Work to do – Gather all lines in the entries that include the word "thiết".

Saved data entries
— BEGIN —
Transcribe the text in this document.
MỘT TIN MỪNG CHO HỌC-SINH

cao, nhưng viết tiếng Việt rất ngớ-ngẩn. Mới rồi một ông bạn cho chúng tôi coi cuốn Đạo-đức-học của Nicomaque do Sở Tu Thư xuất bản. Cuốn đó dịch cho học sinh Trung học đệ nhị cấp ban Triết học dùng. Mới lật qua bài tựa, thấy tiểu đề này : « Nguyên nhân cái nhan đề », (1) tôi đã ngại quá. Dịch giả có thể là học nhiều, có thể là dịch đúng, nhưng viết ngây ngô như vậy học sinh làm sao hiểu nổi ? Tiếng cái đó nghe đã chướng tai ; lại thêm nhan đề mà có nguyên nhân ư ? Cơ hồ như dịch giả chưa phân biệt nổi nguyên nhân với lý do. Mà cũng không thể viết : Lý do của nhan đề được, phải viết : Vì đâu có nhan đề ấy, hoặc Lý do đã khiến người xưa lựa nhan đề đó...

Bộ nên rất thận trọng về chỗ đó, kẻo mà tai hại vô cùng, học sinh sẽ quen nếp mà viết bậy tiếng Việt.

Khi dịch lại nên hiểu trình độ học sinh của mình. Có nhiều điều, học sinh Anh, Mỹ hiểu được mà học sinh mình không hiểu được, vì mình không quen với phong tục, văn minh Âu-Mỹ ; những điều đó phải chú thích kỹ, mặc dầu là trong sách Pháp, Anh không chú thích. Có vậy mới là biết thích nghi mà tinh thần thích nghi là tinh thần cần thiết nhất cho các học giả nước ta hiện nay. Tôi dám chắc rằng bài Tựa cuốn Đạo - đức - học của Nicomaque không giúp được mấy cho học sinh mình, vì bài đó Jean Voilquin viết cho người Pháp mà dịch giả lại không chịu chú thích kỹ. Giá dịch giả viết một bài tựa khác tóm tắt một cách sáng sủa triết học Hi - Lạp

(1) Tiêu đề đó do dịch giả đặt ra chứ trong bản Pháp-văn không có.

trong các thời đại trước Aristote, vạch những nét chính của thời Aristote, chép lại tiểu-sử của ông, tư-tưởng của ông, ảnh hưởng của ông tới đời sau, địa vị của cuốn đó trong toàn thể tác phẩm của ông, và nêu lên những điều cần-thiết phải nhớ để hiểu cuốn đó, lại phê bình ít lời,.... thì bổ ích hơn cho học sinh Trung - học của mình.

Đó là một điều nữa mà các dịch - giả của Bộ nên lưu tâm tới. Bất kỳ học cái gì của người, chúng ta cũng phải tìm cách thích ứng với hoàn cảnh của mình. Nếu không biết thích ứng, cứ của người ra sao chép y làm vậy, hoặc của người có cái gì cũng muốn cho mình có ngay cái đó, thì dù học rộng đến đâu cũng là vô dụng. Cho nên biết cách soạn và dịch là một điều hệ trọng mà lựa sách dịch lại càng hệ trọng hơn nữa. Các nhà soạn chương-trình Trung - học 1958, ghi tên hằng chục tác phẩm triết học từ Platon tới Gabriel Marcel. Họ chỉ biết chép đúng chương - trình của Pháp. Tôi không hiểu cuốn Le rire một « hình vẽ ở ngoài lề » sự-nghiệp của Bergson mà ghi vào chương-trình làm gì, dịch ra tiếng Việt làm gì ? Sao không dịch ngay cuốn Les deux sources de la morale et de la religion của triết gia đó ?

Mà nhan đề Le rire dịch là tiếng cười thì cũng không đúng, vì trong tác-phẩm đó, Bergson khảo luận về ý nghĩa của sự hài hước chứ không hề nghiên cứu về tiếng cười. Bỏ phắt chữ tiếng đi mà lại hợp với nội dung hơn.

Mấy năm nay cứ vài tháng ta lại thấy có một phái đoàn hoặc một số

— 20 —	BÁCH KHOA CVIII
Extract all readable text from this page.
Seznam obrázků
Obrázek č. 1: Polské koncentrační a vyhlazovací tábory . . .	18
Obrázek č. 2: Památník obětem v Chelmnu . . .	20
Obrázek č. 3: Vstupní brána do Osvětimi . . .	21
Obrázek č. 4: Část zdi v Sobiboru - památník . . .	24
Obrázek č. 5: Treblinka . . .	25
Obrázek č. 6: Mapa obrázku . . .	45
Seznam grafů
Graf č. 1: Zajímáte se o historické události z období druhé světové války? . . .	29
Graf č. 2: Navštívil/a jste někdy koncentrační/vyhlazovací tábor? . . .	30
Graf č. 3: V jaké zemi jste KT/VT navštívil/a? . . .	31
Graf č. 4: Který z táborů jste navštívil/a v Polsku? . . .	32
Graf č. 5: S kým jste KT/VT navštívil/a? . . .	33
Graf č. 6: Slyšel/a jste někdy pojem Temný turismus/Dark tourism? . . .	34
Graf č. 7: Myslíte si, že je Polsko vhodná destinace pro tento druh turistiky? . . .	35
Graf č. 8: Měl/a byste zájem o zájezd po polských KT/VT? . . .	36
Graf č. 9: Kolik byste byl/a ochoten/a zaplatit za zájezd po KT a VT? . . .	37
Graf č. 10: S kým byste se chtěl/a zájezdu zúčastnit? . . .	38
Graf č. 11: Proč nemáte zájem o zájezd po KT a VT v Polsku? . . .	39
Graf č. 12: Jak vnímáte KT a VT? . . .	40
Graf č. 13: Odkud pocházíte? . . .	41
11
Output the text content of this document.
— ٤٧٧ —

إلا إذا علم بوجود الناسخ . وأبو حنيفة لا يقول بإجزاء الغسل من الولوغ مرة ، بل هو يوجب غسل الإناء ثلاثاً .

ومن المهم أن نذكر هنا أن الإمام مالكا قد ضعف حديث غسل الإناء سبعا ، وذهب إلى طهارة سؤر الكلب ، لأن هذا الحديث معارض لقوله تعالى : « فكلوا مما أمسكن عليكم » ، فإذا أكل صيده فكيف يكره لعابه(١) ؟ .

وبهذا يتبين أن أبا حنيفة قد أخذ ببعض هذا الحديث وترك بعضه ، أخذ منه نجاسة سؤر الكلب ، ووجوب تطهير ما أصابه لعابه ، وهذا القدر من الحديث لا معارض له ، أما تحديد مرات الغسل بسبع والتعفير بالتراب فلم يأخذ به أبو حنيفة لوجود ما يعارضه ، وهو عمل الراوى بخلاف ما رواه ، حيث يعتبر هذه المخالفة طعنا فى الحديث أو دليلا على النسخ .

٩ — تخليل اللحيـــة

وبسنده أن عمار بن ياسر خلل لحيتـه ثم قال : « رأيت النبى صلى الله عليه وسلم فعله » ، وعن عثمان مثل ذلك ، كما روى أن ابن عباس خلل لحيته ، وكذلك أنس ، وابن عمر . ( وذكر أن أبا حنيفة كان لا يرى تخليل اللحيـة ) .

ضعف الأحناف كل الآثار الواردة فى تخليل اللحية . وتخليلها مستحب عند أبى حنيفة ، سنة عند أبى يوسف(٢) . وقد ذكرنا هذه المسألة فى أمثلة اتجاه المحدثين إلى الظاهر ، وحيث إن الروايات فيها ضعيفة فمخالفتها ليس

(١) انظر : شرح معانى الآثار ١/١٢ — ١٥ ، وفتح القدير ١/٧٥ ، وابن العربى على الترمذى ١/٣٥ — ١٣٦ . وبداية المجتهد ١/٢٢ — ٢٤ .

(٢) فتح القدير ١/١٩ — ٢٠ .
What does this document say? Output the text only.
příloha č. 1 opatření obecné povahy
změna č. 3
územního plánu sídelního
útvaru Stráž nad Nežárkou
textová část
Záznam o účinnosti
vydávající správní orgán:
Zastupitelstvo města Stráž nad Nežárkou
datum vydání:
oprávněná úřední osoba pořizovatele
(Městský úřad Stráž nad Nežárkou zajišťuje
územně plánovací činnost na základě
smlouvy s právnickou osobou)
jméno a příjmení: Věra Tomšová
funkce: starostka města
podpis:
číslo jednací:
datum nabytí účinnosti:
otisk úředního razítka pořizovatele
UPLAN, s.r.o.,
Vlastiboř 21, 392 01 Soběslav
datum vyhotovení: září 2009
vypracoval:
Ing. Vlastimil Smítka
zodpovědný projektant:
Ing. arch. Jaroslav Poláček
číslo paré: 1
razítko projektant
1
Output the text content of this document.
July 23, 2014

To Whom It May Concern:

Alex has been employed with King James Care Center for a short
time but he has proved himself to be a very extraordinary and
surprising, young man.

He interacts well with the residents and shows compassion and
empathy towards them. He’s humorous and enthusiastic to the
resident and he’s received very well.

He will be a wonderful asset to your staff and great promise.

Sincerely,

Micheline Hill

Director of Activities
— END —
Full answer –
Khi dịch lại nên hiểu trình độ học sinh của mình. Có nhiều điều, học sinh Anh, Mỹ hiểu được mà học sinh mình không hiểu được, vì mình không quen với phong tục, văn minh Âu-Mỹ ; những điều đó phải chú thích kỹ, mặc dầu là trong sách Pháp, Anh không chú thích. Có vậy mới là biết thích nghi mà tinh thần thích nghi là tinh thần cần thiết nhất cho các học giả nước ta hiện nay. Tôi dám chắc rằng bài Tựa cuốn Đạo - đức - học của Nicomaque không giúp được mấy cho học sinh mình, vì bài đó Jean Voilquin viết cho người Pháp mà dịch giả lại không chịu chú thích kỹ. Giá dịch giả viết một bài tựa khác tóm tắt một cách sáng sủa triết học Hi - Lạp
trong các thời đại trước Aristote, vạch những nét chính của thời Aristote, chép lại tiểu-sử của ông, tư-tưởng của ông, ảnh hưởng của ông tới đời sau, địa vị của cuốn đó trong toàn thể tác phẩm của ông, và nêu lên những điều cần-thiết phải nhớ để hiểu cuốn đó, lại phê bình ít lời,.... thì bổ ích hơn cho học sinh Trung - học của mình.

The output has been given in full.